Reproduce all the lines below exactly and omit the images.

[Rows from a figure dataset]
____

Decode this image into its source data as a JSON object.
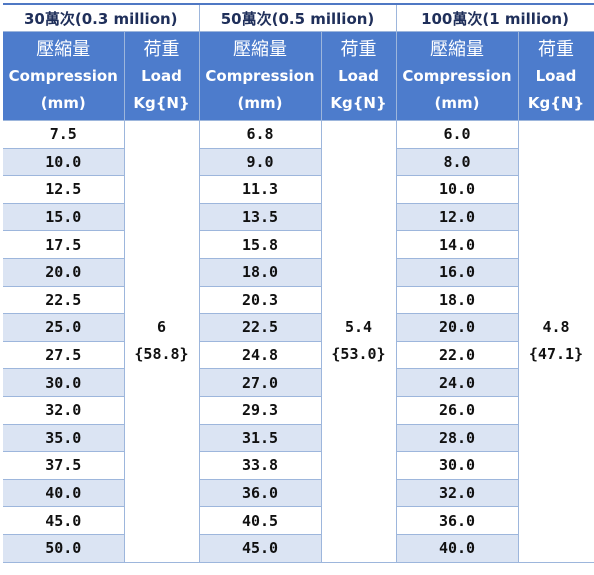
{
  "groups": [
    {
      "title": "30萬次(0.3 million)",
      "compression_header": {
        "zh": "壓縮量",
        "en": "Compression",
        "unit": "(mm)"
      },
      "load_header": {
        "zh": "荷重",
        "en": "Load",
        "unit": "Kg{N}"
      },
      "compression": [
        "7.5",
        "10.0",
        "12.5",
        "15.0",
        "17.5",
        "20.0",
        "22.5",
        "25.0",
        "27.5",
        "30.0",
        "32.0",
        "35.0",
        "37.5",
        "40.0",
        "45.0",
        "50.0"
      ],
      "load": {
        "kg": "6",
        "n": "{58.8}"
      }
    },
    {
      "title": "50萬次(0.5 million)",
      "compression_header": {
        "zh": "壓縮量",
        "en": "Compression",
        "unit": "(mm)"
      },
      "load_header": {
        "zh": "荷重",
        "en": "Load",
        "unit": "Kg{N}"
      },
      "compression": [
        "6.8",
        "9.0",
        "11.3",
        "13.5",
        "15.8",
        "18.0",
        "20.3",
        "22.5",
        "24.8",
        "27.0",
        "29.3",
        "31.5",
        "33.8",
        "36.0",
        "40.5",
        "45.0"
      ],
      "load": {
        "kg": "5.4",
        "n": "{53.0}"
      }
    },
    {
      "title": "100萬次(1 million)",
      "compression_header": {
        "zh": "壓縮量",
        "en": "Compression",
        "unit": "(mm)"
      },
      "load_header": {
        "zh": "荷重",
        "en": "Load",
        "unit": "Kg{N}"
      },
      "compression": [
        "6.0",
        "8.0",
        "10.0",
        "12.0",
        "14.0",
        "16.0",
        "18.0",
        "20.0",
        "22.0",
        "24.0",
        "26.0",
        "28.0",
        "30.0",
        "32.0",
        "36.0",
        "40.0"
      ],
      "load": {
        "kg": "4.8",
        "n": "{47.1}"
      }
    }
  ],
  "colors": {
    "header_bg": "#4d7ccc",
    "header_text": "#ffffff",
    "stripe": "#dbe4f3",
    "border": "#9db6dc",
    "title_text": "#1f2f5a"
  }
}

____

REPLY:
Decode this image into its source data as a JSON object.
{
  "groups": [
    {
      "title": "30萬次(0.3 million)",
      "compression_header": {
        "zh": "壓縮量",
        "en": "Compression",
        "unit": "(mm)"
      },
      "load_header": {
        "zh": "荷重",
        "en": "Load",
        "unit": "Kg{N}"
      },
      "compression": [
        "7.5",
        "10.0",
        "12.5",
        "15.0",
        "17.5",
        "20.0",
        "22.5",
        "25.0",
        "27.5",
        "30.0",
        "32.0",
        "35.0",
        "37.5",
        "40.0",
        "45.0",
        "50.0"
      ],
      "load": {
        "kg": "6",
        "n": "{58.8}"
      }
    },
    {
      "title": "50萬次(0.5 million)",
      "compression_header": {
        "zh": "壓縮量",
        "en": "Compression",
        "unit": "(mm)"
      },
      "load_header": {
        "zh": "荷重",
        "en": "Load",
        "unit": "Kg{N}"
      },
      "compression": [
        "6.8",
        "9.0",
        "11.3",
        "13.5",
        "15.8",
        "18.0",
        "20.3",
        "22.5",
        "24.8",
        "27.0",
        "29.3",
        "31.5",
        "33.8",
        "36.0",
        "40.5",
        "45.0"
      ],
      "load": {
        "kg": "5.4",
        "n": "{53.0}"
      }
    },
    {
      "title": "100萬次(1 million)",
      "compression_header": {
        "zh": "壓縮量",
        "en": "Compression",
        "unit": "(mm)"
      },
      "load_header": {
        "zh": "荷重",
        "en": "Load",
        "unit": "Kg{N}"
      },
      "compression": [
        "6.0",
        "8.0",
        "10.0",
        "12.0",
        "14.0",
        "16.0",
        "18.0",
        "20.0",
        "22.0",
        "24.0",
        "26.0",
        "28.0",
        "30.0",
        "32.0",
        "36.0",
        "40.0"
      ],
      "load": {
        "kg": "4.8",
        "n": "{47.1}"
      }
    }
  ],
  "colors": {
    "header_bg": "#4d7ccc",
    "header_text": "#ffffff",
    "stripe": "#dbe4f3",
    "border": "#9db6dc",
    "title_text": "#1f2f5a"
  }
}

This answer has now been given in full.